- Problem
Print out each record below, unaltered and complete, without its images.

- Stored records
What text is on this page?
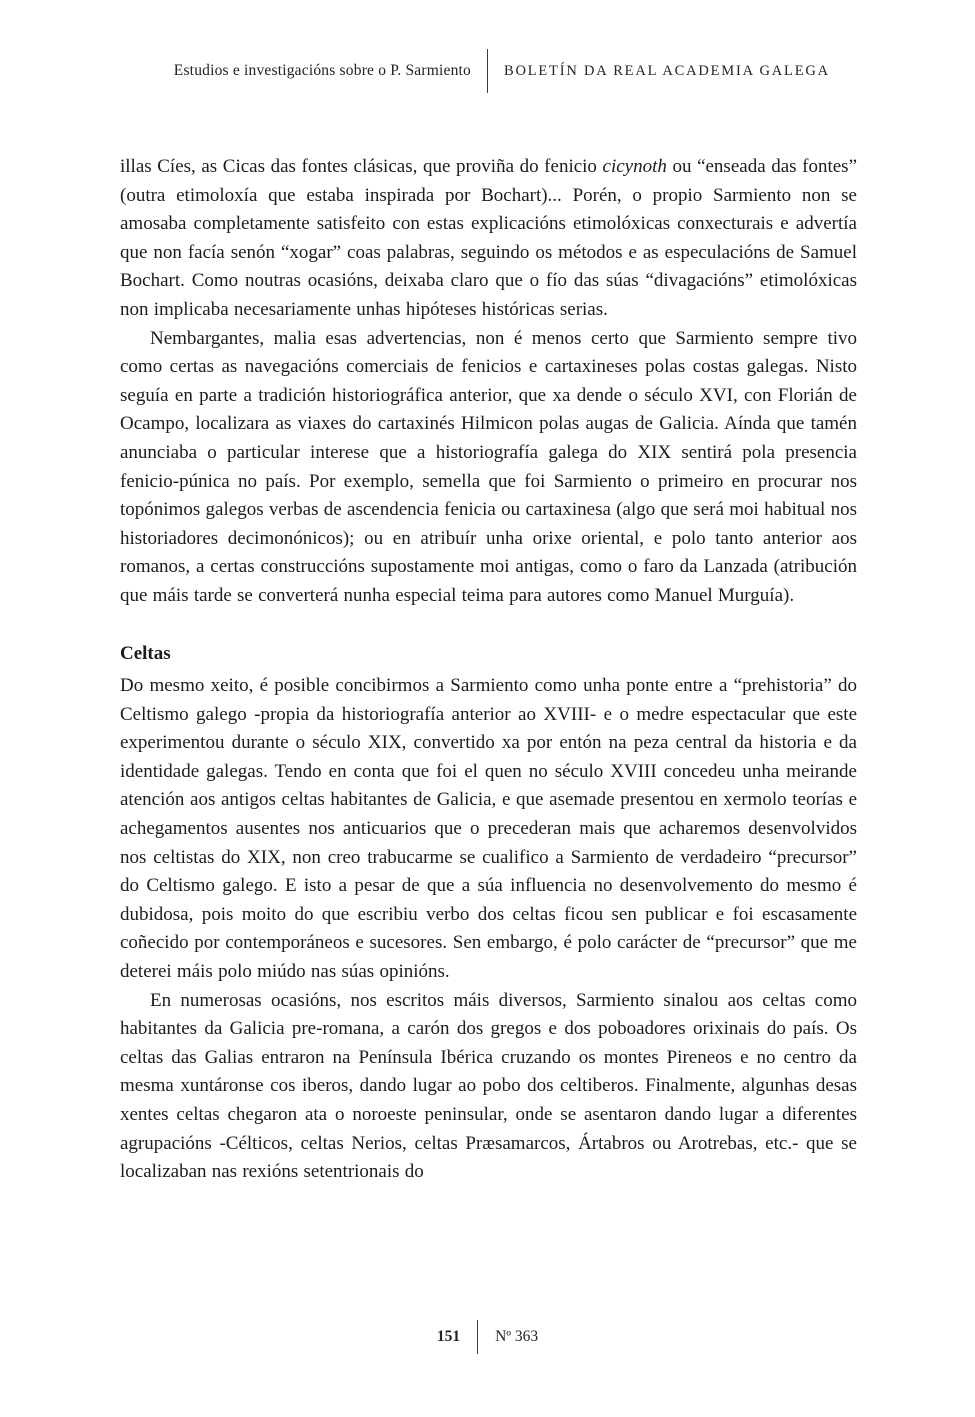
Estudios e investigacións sobre o P. Sarmiento	BOLETÍN DA REAL ACADEMIA GALEGA

illas Cíes, as Cicas das fontes clásicas, que proviña do fenicio cicynoth ou “enseada das fontes” (outra etimoloxía que estaba inspirada por Bochart)... Porén, o propio Sarmiento non se amosaba completamente satisfeito con estas explicacións etimolóxicas conxecturais e advertía que non facía senón “xogar” coas palabras, seguindo os métodos e as especulacións de Samuel Bochart. Como noutras ocasións, deixaba claro que o fío das súas “divagacións” etimolóxicas non implicaba necesariamente unhas hipóteses históricas serias.

Nembargantes, malia esas advertencias, non é menos certo que Sarmiento sempre tivo como certas as navegacións comerciais de fenicios e cartaxineses polas costas galegas. Nisto seguía en parte a tradición historiográfica anterior, que xa dende o século XVI, con Florián de Ocampo, localizara as viaxes do cartaxinés Hilmicon polas augas de Galicia. Aínda que tamén anunciaba o particular interese que a historiografía galega do XIX sentirá pola presencia fenicio-púnica no país. Por exemplo, semella que foi Sarmiento o primeiro en procurar nos topónimos galegos verbas de ascendencia fenicia ou cartaxinesa (algo que será moi habitual nos historiadores decimonónicos); ou en atribuír unha orixe oriental, e polo tanto anterior aos romanos, a certas construccións supostamente moi antigas, como o faro da Lanzada (atribución que máis tarde se converterá nunha especial teima para autores como Manuel Murguía).

Celtas

Do mesmo xeito, é posible concibirmos a Sarmiento como unha ponte entre a “prehistoria” do Celtismo galego -propia da historiografía anterior ao XVIII- e o medre espectacular que este experimentou durante o século XIX, convertido xa por entón na peza central da historia e da identidade galegas. Tendo en conta que foi el quen no século XVIII concedeu unha meirande atención aos antigos celtas habitantes de Galicia, e que asemade presentou en xermolo teorías e achegamentos ausentes nos anticuarios que o precederan mais que acharemos desenvolvidos nos celtistas do XIX, non creo trabucarme se cualifico a Sarmiento de verdadeiro “precursor” do Celtismo galego. E isto a pesar de que a súa influencia no desenvolvemento do mesmo é dubidosa, pois moito do que escribiu verbo dos celtas ficou sen publicar e foi escasamente coñecido por contemporáneos e sucesores. Sen embargo, é polo carácter de “precursor” que me deterei máis polo miúdo nas súas opinións.

En numerosas ocasións, nos escritos máis diversos, Sarmiento sinalou aos celtas como habitantes da Galicia pre-romana, a carón dos gregos e dos poboadores orixinais do país. Os celtas das Galias entraron na Península Ibérica cruzando os montes Pireneos e no centro da mesma xuntáronse cos iberos, dando lugar ao pobo dos celtiberos. Finalmente, algunhas desas xentes celtas chegaron ata o noroeste peninsular, onde se asentaron dando lugar a diferentes agrupacións -Célticos, celtas Nerios, celtas Præsamarcos, Ártabros ou Arotrebas, etc.- que se localizaban nas rexións setentrionais do

151	Nº 363
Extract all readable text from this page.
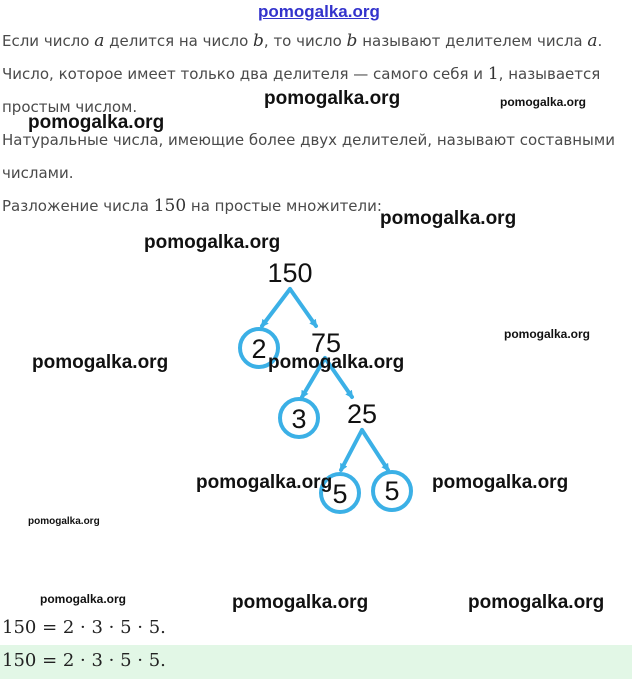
pomogalka.org
Если число a делится на число b, то число b называют делителем числа a.
Число, которое имеет только два делителя — самого себя и 1, называется
простым числом.
Натуральные числа, имеющие более двух делителей, называют составными
числами.
Разложение числа 150 на простые множители:
150
2 75
3 25
5 5
pomogalka.org	pomogalka.org
pomogalka.org
pomogalka.org
pomogalka.org
pomogalka.org
pomogalka.org	pomogalka.org
pomogalka.org	pomogalka.org
pomogalka.org
pomogalka.org	pomogalka.org	pomogalka.org
150 = 2 · 3 · 5 · 5.
150 = 2 · 3 · 5 · 5.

- Solution for this problem
What text is on this page?
Estudios e investigacións sobre o P. Sarmiento	BOLETÍN DA REAL ACADEMIA GALEGA

illas Cíes, as Cicas das fontes clásicas, que proviña do fenicio cicynoth ou “enseada das fontes” (outra etimoloxía que estaba inspirada por Bochart)... Porén, o propio Sarmiento non se amosaba completamente satisfeito con estas explicacións etimolóxicas conxecturais e advertía que non facía senón “xogar” coas palabras, seguindo os métodos e as especulacións de Samuel Bochart. Como noutras ocasións, deixaba claro que o fío das súas “divagacións” etimolóxicas non implicaba necesariamente unhas hipóteses históricas serias.

Nembargantes, malia esas advertencias, non é menos certo que Sarmiento sempre tivo como certas as navegacións comerciais de fenicios e cartaxineses polas costas galegas. Nisto seguía en parte a tradición historiográfica anterior, que xa dende o século XVI, con Florián de Ocampo, localizara as viaxes do cartaxinés Hilmicon polas augas de Galicia. Aínda que tamén anunciaba o particular interese que a historiografía galega do XIX sentirá pola presencia fenicio-púnica no país. Por exemplo, semella que foi Sarmiento o primeiro en procurar nos topónimos galegos verbas de ascendencia fenicia ou cartaxinesa (algo que será moi habitual nos historiadores decimonónicos); ou en atribuír unha orixe oriental, e polo tanto anterior aos romanos, a certas construccións supostamente moi antigas, como o faro da Lanzada (atribución que máis tarde se converterá nunha especial teima para autores como Manuel Murguía).

Celtas

Do mesmo xeito, é posible concibirmos a Sarmiento como unha ponte entre a “prehistoria” do Celtismo galego -propia da historiografía anterior ao XVIII- e o medre espectacular que este experimentou durante o século XIX, convertido xa por entón na peza central da historia e da identidade galegas. Tendo en conta que foi el quen no século XVIII concedeu unha meirande atención aos antigos celtas habitantes de Galicia, e que asemade presentou en xermolo teorías e achegamentos ausentes nos anticuarios que o precederan mais que acharemos desenvolvidos nos celtistas do XIX, non creo trabucarme se cualifico a Sarmiento de verdadeiro “precursor” do Celtismo galego. E isto a pesar de que a súa influencia no desenvolvemento do mesmo é dubidosa, pois moito do que escribiu verbo dos celtas ficou sen publicar e foi escasamente coñecido por contemporáneos e sucesores. Sen embargo, é polo carácter de “precursor” que me deterei máis polo miúdo nas súas opinións.

En numerosas ocasións, nos escritos máis diversos, Sarmiento sinalou aos celtas como habitantes da Galicia pre-romana, a carón dos gregos e dos poboadores orixinais do país. Os celtas das Galias entraron na Península Ibérica cruzando os montes Pireneos e no centro da mesma xuntáronse cos iberos, dando lugar ao pobo dos celtiberos. Finalmente, algunhas desas xentes celtas chegaron ata o noroeste peninsular, onde se asentaron dando lugar a diferentes agrupacións -Célticos, celtas Nerios, celtas Præsamarcos, Ártabros ou Arotrebas, etc.- que se localizaban nas rexións setentrionais do

151	Nº 363
Extract all readable text from this page.
pomogalka.org
Если число a делится на число b, то число b называют делителем числа a.
Число, которое имеет только два делителя — самого себя и 1, называется
простым числом.
Натуральные числа, имеющие более двух делителей, называют составными
числами.
Разложение числа 150 на простые множители:
150
2 75
3 25
5 5
pomogalka.org	pomogalka.org
pomogalka.org
pomogalka.org
pomogalka.org
pomogalka.org
pomogalka.org	pomogalka.org
pomogalka.org	pomogalka.org
pomogalka.org
pomogalka.org	pomogalka.org	pomogalka.org
150 = 2 · 3 · 5 · 5.
150 = 2 · 3 · 5 · 5.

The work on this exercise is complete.